**Dataset extract**
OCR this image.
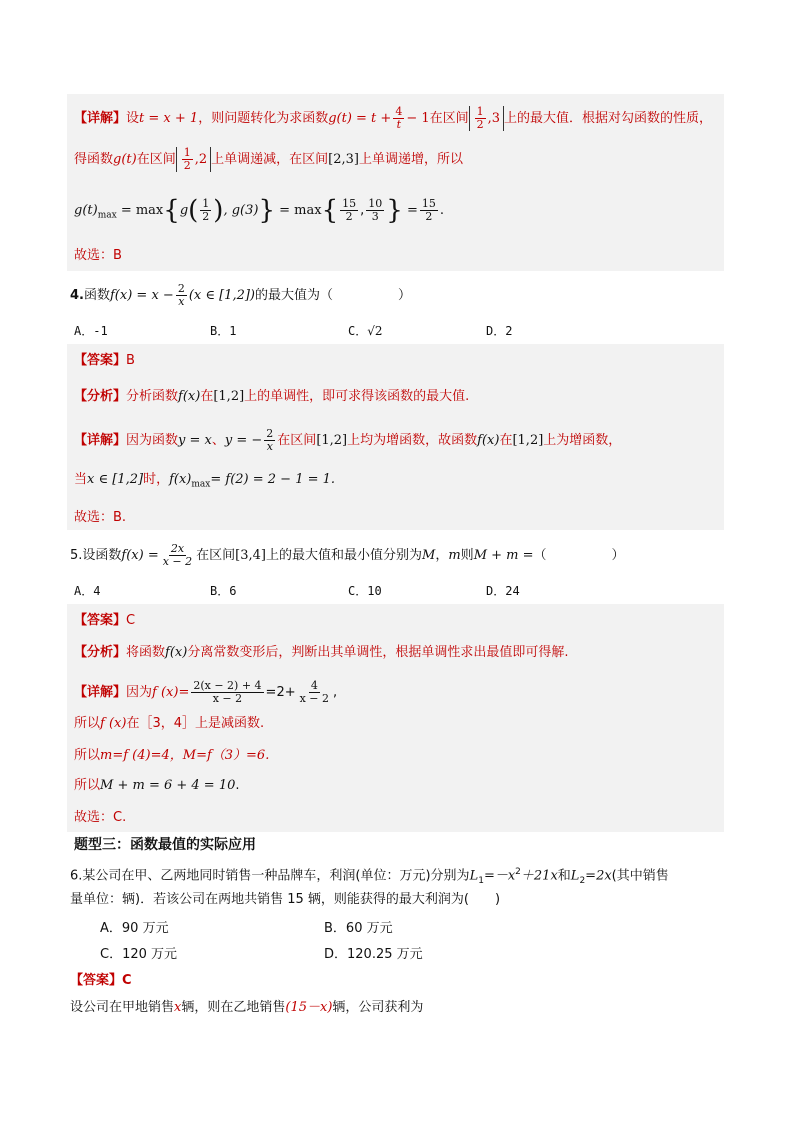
【详解】设t = x + 1，则问题转化为求函数$g(t) = t + \frac{4}{t} - 1$在区间 $\frac{1}{2} ,3$ 上的最大值．根据对勾函数的性质，
得函数g(t)在区间 $\frac{1}{2} ,2$ 上单调递减，在区间[2,3]上单调递增，所以
$g(t)_{max} = \max\{g( \frac{1}{2}$ ), $g(3)\} = \max\{ \frac{15}{2}$ , $\frac{10}{3}$ } = $\frac{15}{2}$ .
故选：B
4.函数$f(x) = x - \frac{2}{x} (x$ ∈ [1,2])的最大值为（　　　　　）
A．-1	B．1	C．√2	D．2
【答案】B
【分析】分析函数f(x)在[1,2]上的单调性，即可求得该函数的最大值.
【详解】因为函数y = x、y = − $\frac{2}{x}$ 在区间[1,2]上均为增函数，故函数f(x)在[1,2]上为增函数，
当x ∈ [1,2]时，$f(x)_{max}= f(2) = 2 - 1 = 1$.
故选：B.
5.设函数$f(x) = \frac{2x}{x - 2}$ 在区间[3,4]上的最大值和最小值分别为M，m则M + m =（　　　　　）
A．4	B．6	C．10	D．24
【答案】C
【分析】将函数f(x)分离常数变形后，判断出其单调性，根据单调性求出最值即可得解.
【详解】因为f $(x)= \frac{2(x - 2) + 4}{x - 2} =2+ \frac{4}{x - 2}$ ,
所以f (x)在［3，4］上是减函数.
所以m=f (4)=4，M=f（3）=6.
所以M + m = 6 + 4 = 10.
故选：C.
题型三：函数最值的实际应用
6.某公司在甲、乙两地同时销售一种品牌车，利润(单位：万元)分别为$L_1=-x^2+21x$和$L_2=2x$(其中销售
量单位：辆)．若该公司在两地共销售 15 辆，则能获得的最大利润为(　　)
A．90 万元	B．60 万元
C．120 万元	D．120.25 万元
【答案】C
设公司在甲地销售x辆，则在乙地销售(15－x)辆，公司获利为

**Given task**
Quote each record exactly as it stands, minus the pictures.

**Full solution**
OCR this image.
【详解】设t = x + 1，则问题转化为求函数$g(t) = t + \frac{4}{t} - 1$在区间 $\frac{1}{2} ,3$ 上的最大值．根据对勾函数的性质，
得函数g(t)在区间 $\frac{1}{2} ,2$ 上单调递减，在区间[2,3]上单调递增，所以
$g(t)_{max} = \max\{g( \frac{1}{2}$ ), $g(3)\} = \max\{ \frac{15}{2}$ , $\frac{10}{3}$ } = $\frac{15}{2}$ .
故选：B
4.函数$f(x) = x - \frac{2}{x} (x$ ∈ [1,2])的最大值为（　　　　　）
A．-1	B．1	C．√2	D．2
【答案】B
【分析】分析函数f(x)在[1,2]上的单调性，即可求得该函数的最大值.
【详解】因为函数y = x、y = − $\frac{2}{x}$ 在区间[1,2]上均为增函数，故函数f(x)在[1,2]上为增函数，
当x ∈ [1,2]时，$f(x)_{max}= f(2) = 2 - 1 = 1$.
故选：B.
5.设函数$f(x) = \frac{2x}{x - 2}$ 在区间[3,4]上的最大值和最小值分别为M，m则M + m =（　　　　　）
A．4	B．6	C．10	D．24
【答案】C
【分析】将函数f(x)分离常数变形后，判断出其单调性，根据单调性求出最值即可得解.
【详解】因为f $(x)= \frac{2(x - 2) + 4}{x - 2} =2+ \frac{4}{x - 2}$ ,
所以f (x)在［3，4］上是减函数.
所以m=f (4)=4，M=f（3）=6.
所以M + m = 6 + 4 = 10.
故选：C.
题型三：函数最值的实际应用
6.某公司在甲、乙两地同时销售一种品牌车，利润(单位：万元)分别为$L_1=-x^2+21x$和$L_2=2x$(其中销售
量单位：辆)．若该公司在两地共销售 15 辆，则能获得的最大利润为(　　)
A．90 万元	B．60 万元
C．120 万元	D．120.25 万元
【答案】C
设公司在甲地销售x辆，则在乙地销售(15－x)辆，公司获利为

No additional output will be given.